- [SHORT TASK] Repeat what the lines below say, word for word, and skip every image.

>> START INPUT FOR THIS TASK

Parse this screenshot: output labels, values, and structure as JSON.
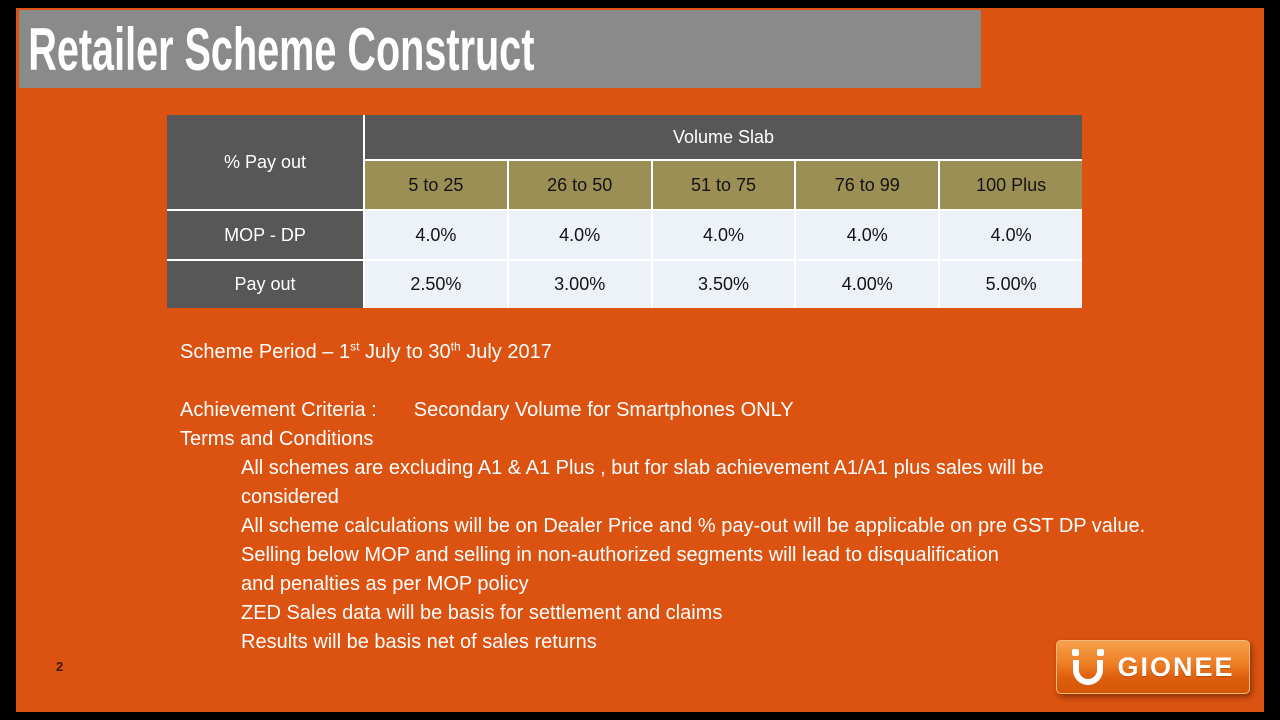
{
  "slide": {
    "title": "Retailer Scheme Construct",
    "page_number": "2"
  },
  "table": {
    "corner_label": "% Pay out",
    "group_header": "Volume Slab",
    "slab_headers": [
      "5 to 25",
      "26 to 50",
      "51 to 75",
      "76 to 99",
      "100 Plus"
    ],
    "rows": [
      {
        "label": "MOP - DP",
        "values": [
          "4.0%",
          "4.0%",
          "4.0%",
          "4.0%",
          "4.0%"
        ]
      },
      {
        "label": "Pay out",
        "values": [
          "2.50%",
          "3.00%",
          "3.50%",
          "4.00%",
          "5.00%"
        ]
      }
    ]
  },
  "body": {
    "scheme_period": {
      "pre": "Scheme Period – 1",
      "sup1": "st",
      "mid": " July to 30",
      "sup2": "th",
      "post": " July 2017"
    },
    "achievement_label": "Achievement Criteria :",
    "achievement_value": "Secondary Volume for Smartphones ONLY",
    "terms_heading": "Terms and Conditions",
    "terms_lines": [
      "All schemes are excluding A1 & A1 Plus , but for slab achievement A1/A1 plus sales will be",
      "considered",
      "All scheme calculations will be on Dealer Price and % pay-out will be applicable on pre GST DP value.",
      "Selling below MOP and selling in non-authorized segments will lead to disqualification",
      "and penalties as per MOP policy",
      "ZED Sales data will be basis for settlement and claims",
      "Results will be basis net of sales returns"
    ]
  },
  "logo": {
    "text": "GIONEE"
  },
  "colors": {
    "slide_background": "#DB5211",
    "frame": "#000000",
    "title_bar": "#8A8A8A",
    "table_dark_cell": "#575757",
    "table_olive_cell": "#9C8F55",
    "table_light_cell": "#EDF1F8",
    "text_on_orange": "#FFFFFF",
    "logo_gradient_top": "#F6A14D",
    "logo_gradient_bottom": "#D45708"
  }
}
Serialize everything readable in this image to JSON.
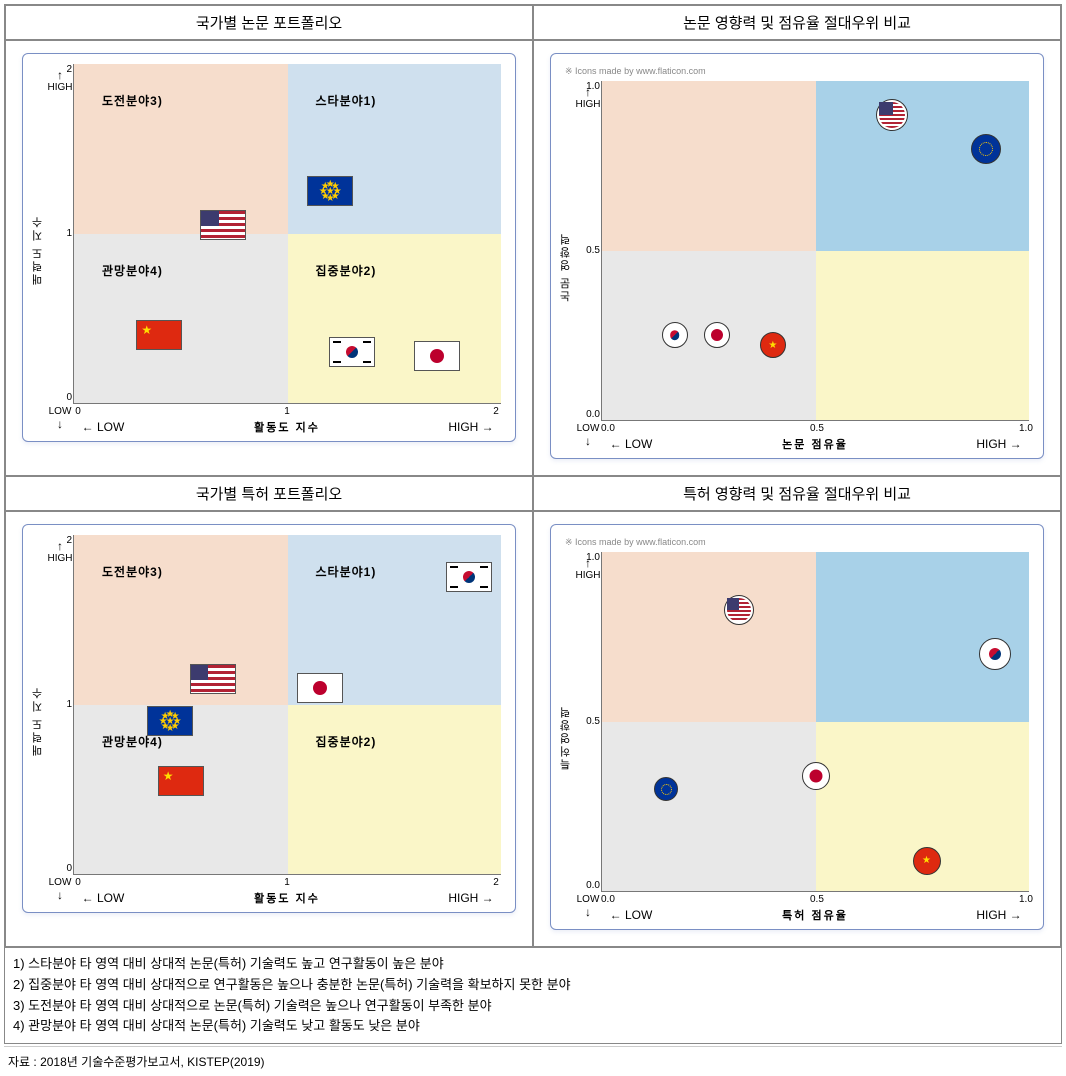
{
  "titles": {
    "tl": "국가별 논문 포트폴리오",
    "tr": "논문 영향력 및 점유율 절대우위 비교",
    "bl": "국가별 특허 포트폴리오",
    "br": "특허 영향력 및 점유율 절대우위 비교"
  },
  "portfolio_axes": {
    "y_label": "매력도 지수",
    "x_label": "활동도 지수",
    "y_high": "HIGH",
    "y_low": "LOW",
    "x_high": "HIGH",
    "x_low": "LOW",
    "ticks": [
      "0",
      "1",
      "2"
    ]
  },
  "compare_axes_paper": {
    "y_label": "논문 영향력",
    "x_label": "논문 점유율",
    "y_high": "HIGH",
    "y_low": "LOW",
    "x_high": "HIGH",
    "x_low": "LOW",
    "ticks": [
      "0.0",
      "0.5",
      "1.0"
    ]
  },
  "compare_axes_patent": {
    "y_label": "특허영향력",
    "x_label": "특허 점유율",
    "y_high": "HIGH",
    "y_low": "LOW",
    "x_high": "HIGH",
    "x_low": "LOW",
    "ticks": [
      "0.0",
      "0.5",
      "1.0"
    ]
  },
  "quadrant_labels": {
    "challenge": "도전분야3)",
    "star": "스타분야1)",
    "watch": "관망분야4)",
    "focus": "집중분야2)"
  },
  "quadrant_colors": {
    "tl": "#f6ddcc",
    "tr": "#cfe0ee",
    "bl": "#e8e8e8",
    "br": "#faf6c8"
  },
  "compare_colors": {
    "tl": "#f6ddcc",
    "tr": "#a8d1e8",
    "bl": "#e8e8e8",
    "br": "#faf6c8"
  },
  "chart_paper_portfolio": {
    "x_domain": [
      0,
      2
    ],
    "y_domain": [
      0,
      2
    ],
    "points": [
      {
        "country": "us",
        "x": 0.7,
        "y": 1.05
      },
      {
        "country": "eu",
        "x": 1.2,
        "y": 1.25
      },
      {
        "country": "cn",
        "x": 0.4,
        "y": 0.4
      },
      {
        "country": "kr",
        "x": 1.3,
        "y": 0.3
      },
      {
        "country": "jp",
        "x": 1.7,
        "y": 0.28
      }
    ]
  },
  "chart_patent_portfolio": {
    "x_domain": [
      0,
      2
    ],
    "y_domain": [
      0,
      2
    ],
    "points": [
      {
        "country": "kr",
        "x": 1.85,
        "y": 1.75
      },
      {
        "country": "jp",
        "x": 1.15,
        "y": 1.1
      },
      {
        "country": "us",
        "x": 0.65,
        "y": 1.15
      },
      {
        "country": "eu",
        "x": 0.45,
        "y": 0.9
      },
      {
        "country": "cn",
        "x": 0.5,
        "y": 0.55
      }
    ]
  },
  "chart_paper_compare": {
    "x_domain": [
      0,
      1
    ],
    "y_domain": [
      0,
      1
    ],
    "points": [
      {
        "country": "us",
        "x": 0.68,
        "y": 0.9,
        "size": 32
      },
      {
        "country": "eu",
        "x": 0.9,
        "y": 0.8,
        "size": 30
      },
      {
        "country": "kr",
        "x": 0.17,
        "y": 0.25,
        "size": 26
      },
      {
        "country": "jp",
        "x": 0.27,
        "y": 0.25,
        "size": 26
      },
      {
        "country": "cn",
        "x": 0.4,
        "y": 0.22,
        "size": 26
      }
    ]
  },
  "chart_patent_compare": {
    "x_domain": [
      0,
      1
    ],
    "y_domain": [
      0,
      1
    ],
    "points": [
      {
        "country": "us",
        "x": 0.32,
        "y": 0.83,
        "size": 30
      },
      {
        "country": "kr",
        "x": 0.92,
        "y": 0.7,
        "size": 32
      },
      {
        "country": "jp",
        "x": 0.5,
        "y": 0.34,
        "size": 28
      },
      {
        "country": "eu",
        "x": 0.15,
        "y": 0.3,
        "size": 24
      },
      {
        "country": "cn",
        "x": 0.76,
        "y": 0.09,
        "size": 28
      }
    ]
  },
  "attribution": "※ Icons made by www.flaticon.com",
  "notes": {
    "n1": "1) 스타분야 타 영역 대비 상대적 논문(특허) 기술력도 높고 연구활동이 높은 분야",
    "n2": "2) 집중분야 타 영역 대비 상대적으로 연구활동은 높으나 충분한 논문(특허) 기술력을 확보하지 못한 분야",
    "n3": "3) 도전분야 타 영역 대비 상대적으로 논문(특허) 기술력은 높으나 연구활동이 부족한 분야",
    "n4": "4) 관망분야 타 영역 대비 상대적 논문(특허) 기술력도 낮고 활동도 낮은 분야"
  },
  "source": "자료 : 2018년 기술수준평가보고서, KISTEP(2019)"
}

>> END INPUT FOR THIS TASK

- [EXERCISE ANSWER]
Parse this screenshot: output labels, values, and structure as JSON.
{
  "slide": {
    "title": "Retailer Scheme Construct",
    "page_number": "2"
  },
  "table": {
    "corner_label": "% Pay out",
    "group_header": "Volume Slab",
    "slab_headers": [
      "5 to 25",
      "26 to 50",
      "51 to 75",
      "76 to 99",
      "100 Plus"
    ],
    "rows": [
      {
        "label": "MOP - DP",
        "values": [
          "4.0%",
          "4.0%",
          "4.0%",
          "4.0%",
          "4.0%"
        ]
      },
      {
        "label": "Pay out",
        "values": [
          "2.50%",
          "3.00%",
          "3.50%",
          "4.00%",
          "5.00%"
        ]
      }
    ]
  },
  "body": {
    "scheme_period": {
      "pre": "Scheme Period – 1",
      "sup1": "st",
      "mid": " July to 30",
      "sup2": "th",
      "post": " July 2017"
    },
    "achievement_label": "Achievement Criteria :",
    "achievement_value": "Secondary Volume for Smartphones ONLY",
    "terms_heading": "Terms and Conditions",
    "terms_lines": [
      "All schemes are excluding A1 & A1 Plus , but for slab achievement A1/A1 plus sales will be",
      "considered",
      "All scheme calculations will be on Dealer Price and % pay-out will be applicable on pre GST DP value.",
      "Selling below MOP and selling in non-authorized segments will lead to disqualification",
      "and penalties as per MOP policy",
      "ZED Sales data will be basis for settlement and claims",
      "Results will be basis net of sales returns"
    ]
  },
  "logo": {
    "text": "GIONEE"
  },
  "colors": {
    "slide_background": "#DB5211",
    "frame": "#000000",
    "title_bar": "#8A8A8A",
    "table_dark_cell": "#575757",
    "table_olive_cell": "#9C8F55",
    "table_light_cell": "#EDF1F8",
    "text_on_orange": "#FFFFFF",
    "logo_gradient_top": "#F6A14D",
    "logo_gradient_bottom": "#D45708"
  }
}
Serialize everything readable in this image to JSON.
{
  "titles": {
    "tl": "국가별 논문 포트폴리오",
    "tr": "논문 영향력 및 점유율 절대우위 비교",
    "bl": "국가별 특허 포트폴리오",
    "br": "특허 영향력 및 점유율 절대우위 비교"
  },
  "portfolio_axes": {
    "y_label": "매력도 지수",
    "x_label": "활동도 지수",
    "y_high": "HIGH",
    "y_low": "LOW",
    "x_high": "HIGH",
    "x_low": "LOW",
    "ticks": [
      "0",
      "1",
      "2"
    ]
  },
  "compare_axes_paper": {
    "y_label": "논문 영향력",
    "x_label": "논문 점유율",
    "y_high": "HIGH",
    "y_low": "LOW",
    "x_high": "HIGH",
    "x_low": "LOW",
    "ticks": [
      "0.0",
      "0.5",
      "1.0"
    ]
  },
  "compare_axes_patent": {
    "y_label": "특허영향력",
    "x_label": "특허 점유율",
    "y_high": "HIGH",
    "y_low": "LOW",
    "x_high": "HIGH",
    "x_low": "LOW",
    "ticks": [
      "0.0",
      "0.5",
      "1.0"
    ]
  },
  "quadrant_labels": {
    "challenge": "도전분야3)",
    "star": "스타분야1)",
    "watch": "관망분야4)",
    "focus": "집중분야2)"
  },
  "quadrant_colors": {
    "tl": "#f6ddcc",
    "tr": "#cfe0ee",
    "bl": "#e8e8e8",
    "br": "#faf6c8"
  },
  "compare_colors": {
    "tl": "#f6ddcc",
    "tr": "#a8d1e8",
    "bl": "#e8e8e8",
    "br": "#faf6c8"
  },
  "chart_paper_portfolio": {
    "x_domain": [
      0,
      2
    ],
    "y_domain": [
      0,
      2
    ],
    "points": [
      {
        "country": "us",
        "x": 0.7,
        "y": 1.05
      },
      {
        "country": "eu",
        "x": 1.2,
        "y": 1.25
      },
      {
        "country": "cn",
        "x": 0.4,
        "y": 0.4
      },
      {
        "country": "kr",
        "x": 1.3,
        "y": 0.3
      },
      {
        "country": "jp",
        "x": 1.7,
        "y": 0.28
      }
    ]
  },
  "chart_patent_portfolio": {
    "x_domain": [
      0,
      2
    ],
    "y_domain": [
      0,
      2
    ],
    "points": [
      {
        "country": "kr",
        "x": 1.85,
        "y": 1.75
      },
      {
        "country": "jp",
        "x": 1.15,
        "y": 1.1
      },
      {
        "country": "us",
        "x": 0.65,
        "y": 1.15
      },
      {
        "country": "eu",
        "x": 0.45,
        "y": 0.9
      },
      {
        "country": "cn",
        "x": 0.5,
        "y": 0.55
      }
    ]
  },
  "chart_paper_compare": {
    "x_domain": [
      0,
      1
    ],
    "y_domain": [
      0,
      1
    ],
    "points": [
      {
        "country": "us",
        "x": 0.68,
        "y": 0.9,
        "size": 32
      },
      {
        "country": "eu",
        "x": 0.9,
        "y": 0.8,
        "size": 30
      },
      {
        "country": "kr",
        "x": 0.17,
        "y": 0.25,
        "size": 26
      },
      {
        "country": "jp",
        "x": 0.27,
        "y": 0.25,
        "size": 26
      },
      {
        "country": "cn",
        "x": 0.4,
        "y": 0.22,
        "size": 26
      }
    ]
  },
  "chart_patent_compare": {
    "x_domain": [
      0,
      1
    ],
    "y_domain": [
      0,
      1
    ],
    "points": [
      {
        "country": "us",
        "x": 0.32,
        "y": 0.83,
        "size": 30
      },
      {
        "country": "kr",
        "x": 0.92,
        "y": 0.7,
        "size": 32
      },
      {
        "country": "jp",
        "x": 0.5,
        "y": 0.34,
        "size": 28
      },
      {
        "country": "eu",
        "x": 0.15,
        "y": 0.3,
        "size": 24
      },
      {
        "country": "cn",
        "x": 0.76,
        "y": 0.09,
        "size": 28
      }
    ]
  },
  "attribution": "※ Icons made by www.flaticon.com",
  "notes": {
    "n1": "1) 스타분야 타 영역 대비 상대적 논문(특허) 기술력도 높고 연구활동이 높은 분야",
    "n2": "2) 집중분야 타 영역 대비 상대적으로 연구활동은 높으나 충분한 논문(특허) 기술력을 확보하지 못한 분야",
    "n3": "3) 도전분야 타 영역 대비 상대적으로 논문(특허) 기술력은 높으나 연구활동이 부족한 분야",
    "n4": "4) 관망분야 타 영역 대비 상대적 논문(특허) 기술력도 낮고 활동도 낮은 분야"
  },
  "source": "자료 : 2018년 기술수준평가보고서, KISTEP(2019)"
}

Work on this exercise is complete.